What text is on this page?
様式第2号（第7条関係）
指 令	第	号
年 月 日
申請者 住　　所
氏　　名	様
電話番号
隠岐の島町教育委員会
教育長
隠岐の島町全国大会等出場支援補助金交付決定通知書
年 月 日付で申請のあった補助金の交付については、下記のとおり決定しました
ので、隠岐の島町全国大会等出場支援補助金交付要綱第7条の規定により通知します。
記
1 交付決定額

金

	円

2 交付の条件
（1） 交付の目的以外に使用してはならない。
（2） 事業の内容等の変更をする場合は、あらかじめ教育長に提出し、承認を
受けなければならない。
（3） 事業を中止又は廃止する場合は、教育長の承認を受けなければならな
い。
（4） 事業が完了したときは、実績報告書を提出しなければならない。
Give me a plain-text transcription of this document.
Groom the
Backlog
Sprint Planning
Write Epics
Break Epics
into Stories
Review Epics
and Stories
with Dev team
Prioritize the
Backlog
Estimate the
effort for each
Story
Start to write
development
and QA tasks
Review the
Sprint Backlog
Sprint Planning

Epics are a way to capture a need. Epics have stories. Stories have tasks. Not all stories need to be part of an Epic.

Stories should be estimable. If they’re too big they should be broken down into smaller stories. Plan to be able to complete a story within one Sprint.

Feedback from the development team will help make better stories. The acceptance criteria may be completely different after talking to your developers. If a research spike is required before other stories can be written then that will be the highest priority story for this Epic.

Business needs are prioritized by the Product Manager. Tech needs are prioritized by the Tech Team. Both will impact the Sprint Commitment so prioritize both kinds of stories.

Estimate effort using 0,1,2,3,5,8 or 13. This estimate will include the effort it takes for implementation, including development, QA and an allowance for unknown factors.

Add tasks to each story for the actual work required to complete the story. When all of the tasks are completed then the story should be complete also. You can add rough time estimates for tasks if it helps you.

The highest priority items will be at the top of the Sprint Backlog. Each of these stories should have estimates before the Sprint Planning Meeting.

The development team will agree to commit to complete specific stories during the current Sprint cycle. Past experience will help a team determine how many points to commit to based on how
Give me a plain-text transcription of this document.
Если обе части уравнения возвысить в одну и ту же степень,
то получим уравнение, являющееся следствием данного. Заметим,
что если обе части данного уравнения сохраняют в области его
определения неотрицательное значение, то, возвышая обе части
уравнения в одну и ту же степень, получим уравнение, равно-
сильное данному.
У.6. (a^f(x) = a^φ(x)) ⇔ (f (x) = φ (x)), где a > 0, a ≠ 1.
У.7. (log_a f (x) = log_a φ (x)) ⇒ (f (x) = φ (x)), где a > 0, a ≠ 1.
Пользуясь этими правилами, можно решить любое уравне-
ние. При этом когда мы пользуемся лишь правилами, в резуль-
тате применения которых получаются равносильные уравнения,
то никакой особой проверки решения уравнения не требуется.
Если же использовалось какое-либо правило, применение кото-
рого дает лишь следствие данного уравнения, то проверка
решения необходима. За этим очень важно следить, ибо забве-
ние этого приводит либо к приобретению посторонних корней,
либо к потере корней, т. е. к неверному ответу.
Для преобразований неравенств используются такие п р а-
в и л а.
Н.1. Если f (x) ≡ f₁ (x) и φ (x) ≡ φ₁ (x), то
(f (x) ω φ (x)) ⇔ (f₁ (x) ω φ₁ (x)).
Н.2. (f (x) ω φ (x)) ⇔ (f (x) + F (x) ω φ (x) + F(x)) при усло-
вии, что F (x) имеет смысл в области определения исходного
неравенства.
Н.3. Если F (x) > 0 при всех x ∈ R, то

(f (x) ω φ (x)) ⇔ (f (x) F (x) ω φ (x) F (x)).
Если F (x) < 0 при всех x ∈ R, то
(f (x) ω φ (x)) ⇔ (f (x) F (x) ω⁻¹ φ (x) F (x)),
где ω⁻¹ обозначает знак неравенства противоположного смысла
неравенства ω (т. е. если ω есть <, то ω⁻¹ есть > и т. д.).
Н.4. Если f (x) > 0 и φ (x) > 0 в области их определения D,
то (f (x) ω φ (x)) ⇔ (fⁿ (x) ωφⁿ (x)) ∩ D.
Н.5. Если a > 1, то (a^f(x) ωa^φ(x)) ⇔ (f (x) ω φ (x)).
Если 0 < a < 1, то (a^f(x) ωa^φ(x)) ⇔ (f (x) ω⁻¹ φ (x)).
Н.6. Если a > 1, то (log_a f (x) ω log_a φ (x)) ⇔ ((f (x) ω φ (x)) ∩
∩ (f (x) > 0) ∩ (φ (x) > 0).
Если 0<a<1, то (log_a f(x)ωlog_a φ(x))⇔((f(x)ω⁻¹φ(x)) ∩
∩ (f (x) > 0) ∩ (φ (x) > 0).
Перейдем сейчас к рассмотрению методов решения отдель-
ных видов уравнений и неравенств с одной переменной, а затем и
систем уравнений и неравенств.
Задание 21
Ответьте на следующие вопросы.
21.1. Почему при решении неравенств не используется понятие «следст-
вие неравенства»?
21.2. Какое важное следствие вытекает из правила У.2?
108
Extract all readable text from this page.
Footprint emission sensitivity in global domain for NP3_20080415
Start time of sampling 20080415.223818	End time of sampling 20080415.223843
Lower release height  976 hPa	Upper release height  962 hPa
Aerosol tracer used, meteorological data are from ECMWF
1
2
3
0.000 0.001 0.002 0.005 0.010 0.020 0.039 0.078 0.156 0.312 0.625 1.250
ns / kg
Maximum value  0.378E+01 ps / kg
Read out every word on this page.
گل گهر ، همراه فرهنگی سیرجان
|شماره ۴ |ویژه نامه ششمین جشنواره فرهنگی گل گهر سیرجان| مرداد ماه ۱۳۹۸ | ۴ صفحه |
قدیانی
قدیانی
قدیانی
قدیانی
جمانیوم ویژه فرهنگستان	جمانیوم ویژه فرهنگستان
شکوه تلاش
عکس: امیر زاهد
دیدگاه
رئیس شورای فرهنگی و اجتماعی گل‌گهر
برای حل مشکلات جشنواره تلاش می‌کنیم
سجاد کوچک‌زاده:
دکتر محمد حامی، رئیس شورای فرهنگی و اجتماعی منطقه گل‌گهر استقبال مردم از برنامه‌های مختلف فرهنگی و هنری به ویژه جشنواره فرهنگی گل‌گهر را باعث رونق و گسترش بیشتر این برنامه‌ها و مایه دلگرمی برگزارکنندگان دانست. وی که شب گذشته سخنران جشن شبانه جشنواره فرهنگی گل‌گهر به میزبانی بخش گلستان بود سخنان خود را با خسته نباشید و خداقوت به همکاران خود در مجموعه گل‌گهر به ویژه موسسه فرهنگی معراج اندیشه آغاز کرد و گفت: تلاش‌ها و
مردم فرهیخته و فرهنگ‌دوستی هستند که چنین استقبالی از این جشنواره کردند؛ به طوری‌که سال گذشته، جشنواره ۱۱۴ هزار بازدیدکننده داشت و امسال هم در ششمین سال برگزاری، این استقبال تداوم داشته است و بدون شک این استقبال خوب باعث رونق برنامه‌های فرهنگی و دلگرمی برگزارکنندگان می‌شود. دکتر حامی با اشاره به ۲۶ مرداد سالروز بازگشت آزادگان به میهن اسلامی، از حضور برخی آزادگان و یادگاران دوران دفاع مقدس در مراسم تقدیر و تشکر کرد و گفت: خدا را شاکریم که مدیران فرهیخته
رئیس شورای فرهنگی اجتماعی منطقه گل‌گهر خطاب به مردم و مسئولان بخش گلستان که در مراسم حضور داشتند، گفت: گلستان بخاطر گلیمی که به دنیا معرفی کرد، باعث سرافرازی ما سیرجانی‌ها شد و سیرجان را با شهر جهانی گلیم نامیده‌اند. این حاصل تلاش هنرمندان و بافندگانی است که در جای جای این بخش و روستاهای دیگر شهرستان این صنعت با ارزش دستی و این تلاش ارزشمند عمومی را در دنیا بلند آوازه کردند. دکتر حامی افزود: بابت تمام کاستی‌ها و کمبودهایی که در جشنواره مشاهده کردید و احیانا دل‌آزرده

───

Every line that holds the word "лишь" should be extracted.

ние. При этом когда мы пользуемся лишь правилами, в резуль-
рого дает лишь следствие данного уравнения, то проверка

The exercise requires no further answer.